DIRECTIONS:
Return every record below exactly as written, but leave out the pictures.

INPUT FOR THIS TASK:

.....

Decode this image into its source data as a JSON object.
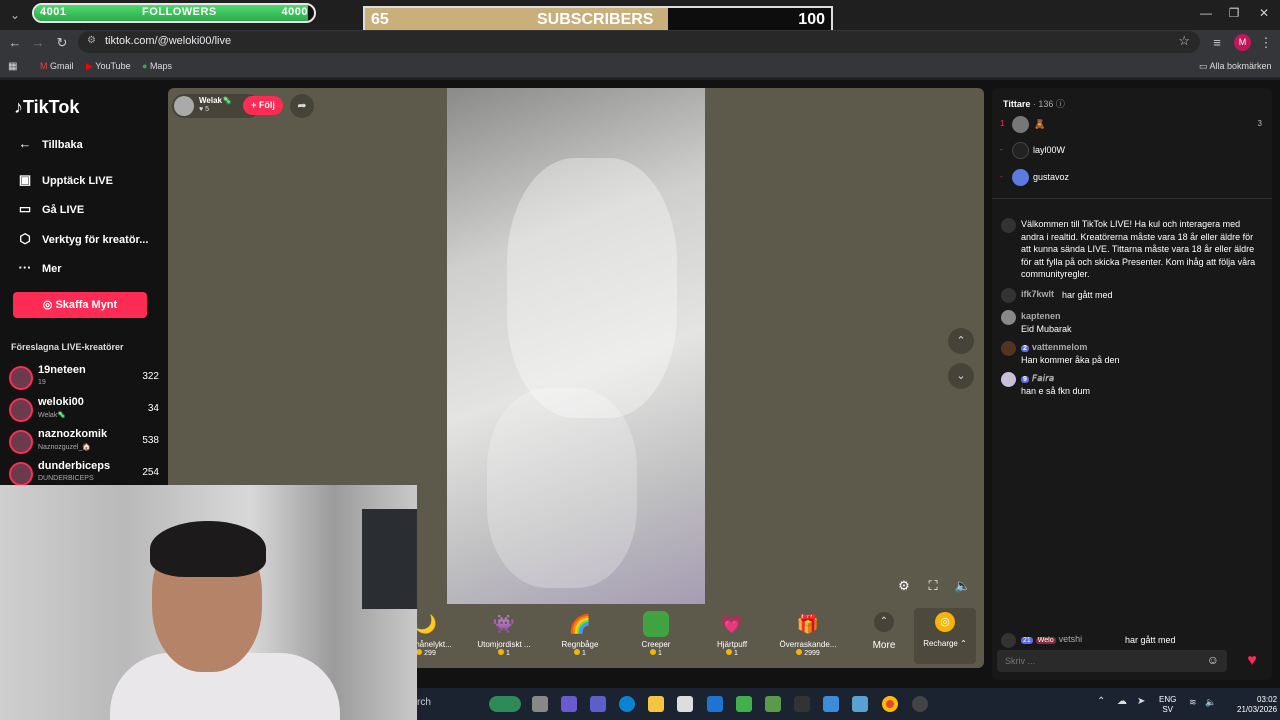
{
  "overlay": {
    "followers": {
      "left": "4001",
      "label": "FOLLOWERS",
      "right": "4000",
      "progress": 0.98
    },
    "subscribers": {
      "left": "65",
      "label": "SUBSCRIBERS",
      "right": "100",
      "progress": 0.65
    }
  },
  "browser": {
    "url": "tiktok.com/@weloki00/live",
    "bookmarks": [
      "Gmail",
      "YouTube",
      "Maps"
    ],
    "all_bookmarks": "Alla bokmärken",
    "profile_initial": "M",
    "profile_color": "#c2185b"
  },
  "sidebar": {
    "logo": "TikTok",
    "back": "Tillbaka",
    "items": [
      {
        "label": "Upptäck LIVE",
        "icon": "live-tv-icon"
      },
      {
        "label": "Gå LIVE",
        "icon": "camera-icon"
      },
      {
        "label": "Verktyg för kreatör...",
        "icon": "tools-icon"
      },
      {
        "label": "Mer",
        "icon": "more-icon"
      }
    ],
    "coin_button": "Skaffa Mynt",
    "suggested_heading": "Föreslagna LIVE-kreatörer",
    "creators": [
      {
        "name": "19neteen",
        "sub": "19",
        "count": "322"
      },
      {
        "name": "weloki00",
        "sub": "Welak🦠",
        "count": "34"
      },
      {
        "name": "naznozkomik",
        "sub": "Naznozguzel_🏠",
        "count": "538"
      },
      {
        "name": "dunderbiceps",
        "sub": "DUNDERBICEPS",
        "count": "254"
      }
    ]
  },
  "stream": {
    "host_name": "Welak🦠",
    "host_likes": "5",
    "follow_label": "+ Följ",
    "gifts": [
      {
        "name": "Silvmånelykt...",
        "price": "299",
        "icon": "🌙",
        "bg": "#d8b45a"
      },
      {
        "name": "Utomjordiskt ...",
        "price": "1",
        "icon": "👾",
        "bg": "#b07ab0"
      },
      {
        "name": "Regnbåge",
        "price": "1",
        "icon": "🌈",
        "bg": "transparent"
      },
      {
        "name": "Creeper",
        "price": "1",
        "icon": "",
        "bg": "#3fa33f"
      },
      {
        "name": "Hjärtpuff",
        "price": "1",
        "icon": "💗",
        "bg": "transparent"
      },
      {
        "name": "Överraskande...",
        "price": "2999",
        "icon": "🎁",
        "bg": "#9a8a6a"
      }
    ],
    "more_label": "More",
    "recharge_label": "Recharge"
  },
  "chat": {
    "viewers_label": "Tittare",
    "viewers_count": "· 136",
    "top_count": "3",
    "viewers": [
      {
        "rank": "1",
        "name": "🧸",
        "color": "#777"
      },
      {
        "rank": "-",
        "name": "layl00W",
        "color": "#222"
      },
      {
        "rank": "-",
        "name": "gustavoz",
        "color": "#5c7ae0"
      }
    ],
    "welcome": "Välkommen till TikTok LIVE! Ha kul och interagera med andra i realtid. Kreatörerna måste vara 18 år eller äldre för att kunna sända LIVE. Tittarna måste vara 18 år eller äldre för att fylla på och skicka Presenter. Kom ihåg att följa våra communityregler.",
    "messages": [
      {
        "user": "ifk7kwlt",
        "text": "har gått med",
        "badge": ""
      },
      {
        "user": "kaptenen",
        "text": "Eid Mubarak",
        "badge": ""
      },
      {
        "user": "vattenmelom",
        "text": "Han kommer åka på den",
        "badge": "2"
      },
      {
        "user": "𝘍𝘢𝘪𝘳𝘢",
        "text": "han e så fkn dum",
        "badge": "9"
      }
    ],
    "join_user": "vetshi",
    "join_text": "har gått med",
    "join_badge": "21",
    "join_tag": "Welo",
    "input_placeholder": "Skriv ..."
  },
  "taskbar": {
    "search_text": "rch",
    "lang1": "ENG",
    "lang2": "SV",
    "time": "03:02",
    "date": "21/03/2026"
  }
}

.....

OUTPUT FOR THIS EXERCISE:
Decode this image into its source data as a JSON object.
{
  "overlay": {
    "followers": {
      "left": "4001",
      "label": "FOLLOWERS",
      "right": "4000",
      "progress": 0.98
    },
    "subscribers": {
      "left": "65",
      "label": "SUBSCRIBERS",
      "right": "100",
      "progress": 0.65
    }
  },
  "browser": {
    "url": "tiktok.com/@weloki00/live",
    "bookmarks": [
      "Gmail",
      "YouTube",
      "Maps"
    ],
    "all_bookmarks": "Alla bokmärken",
    "profile_initial": "M",
    "profile_color": "#c2185b"
  },
  "sidebar": {
    "logo": "TikTok",
    "back": "Tillbaka",
    "items": [
      {
        "label": "Upptäck LIVE",
        "icon": "live-tv-icon"
      },
      {
        "label": "Gå LIVE",
        "icon": "camera-icon"
      },
      {
        "label": "Verktyg för kreatör...",
        "icon": "tools-icon"
      },
      {
        "label": "Mer",
        "icon": "more-icon"
      }
    ],
    "coin_button": "Skaffa Mynt",
    "suggested_heading": "Föreslagna LIVE-kreatörer",
    "creators": [
      {
        "name": "19neteen",
        "sub": "19",
        "count": "322"
      },
      {
        "name": "weloki00",
        "sub": "Welak🦠",
        "count": "34"
      },
      {
        "name": "naznozkomik",
        "sub": "Naznozguzel_🏠",
        "count": "538"
      },
      {
        "name": "dunderbiceps",
        "sub": "DUNDERBICEPS",
        "count": "254"
      }
    ]
  },
  "stream": {
    "host_name": "Welak🦠",
    "host_likes": "5",
    "follow_label": "+ Följ",
    "gifts": [
      {
        "name": "Silvmånelykt...",
        "price": "299",
        "icon": "🌙",
        "bg": "#d8b45a"
      },
      {
        "name": "Utomjordiskt ...",
        "price": "1",
        "icon": "👾",
        "bg": "#b07ab0"
      },
      {
        "name": "Regnbåge",
        "price": "1",
        "icon": "🌈",
        "bg": "transparent"
      },
      {
        "name": "Creeper",
        "price": "1",
        "icon": "",
        "bg": "#3fa33f"
      },
      {
        "name": "Hjärtpuff",
        "price": "1",
        "icon": "💗",
        "bg": "transparent"
      },
      {
        "name": "Överraskande...",
        "price": "2999",
        "icon": "🎁",
        "bg": "#9a8a6a"
      }
    ],
    "more_label": "More",
    "recharge_label": "Recharge"
  },
  "chat": {
    "viewers_label": "Tittare",
    "viewers_count": "· 136",
    "top_count": "3",
    "viewers": [
      {
        "rank": "1",
        "name": "🧸",
        "color": "#777"
      },
      {
        "rank": "-",
        "name": "layl00W",
        "color": "#222"
      },
      {
        "rank": "-",
        "name": "gustavoz",
        "color": "#5c7ae0"
      }
    ],
    "welcome": "Välkommen till TikTok LIVE! Ha kul och interagera med andra i realtid. Kreatörerna måste vara 18 år eller äldre för att kunna sända LIVE. Tittarna måste vara 18 år eller äldre för att fylla på och skicka Presenter. Kom ihåg att följa våra communityregler.",
    "messages": [
      {
        "user": "ifk7kwlt",
        "text": "har gått med",
        "badge": ""
      },
      {
        "user": "kaptenen",
        "text": "Eid Mubarak",
        "badge": ""
      },
      {
        "user": "vattenmelom",
        "text": "Han kommer åka på den",
        "badge": "2"
      },
      {
        "user": "𝘍𝘢𝘪𝘳𝘢",
        "text": "han e så fkn dum",
        "badge": "9"
      }
    ],
    "join_user": "vetshi",
    "join_text": "har gått med",
    "join_badge": "21",
    "join_tag": "Welo",
    "input_placeholder": "Skriv ..."
  },
  "taskbar": {
    "search_text": "rch",
    "lang1": "ENG",
    "lang2": "SV",
    "time": "03:02",
    "date": "21/03/2026"
  }
}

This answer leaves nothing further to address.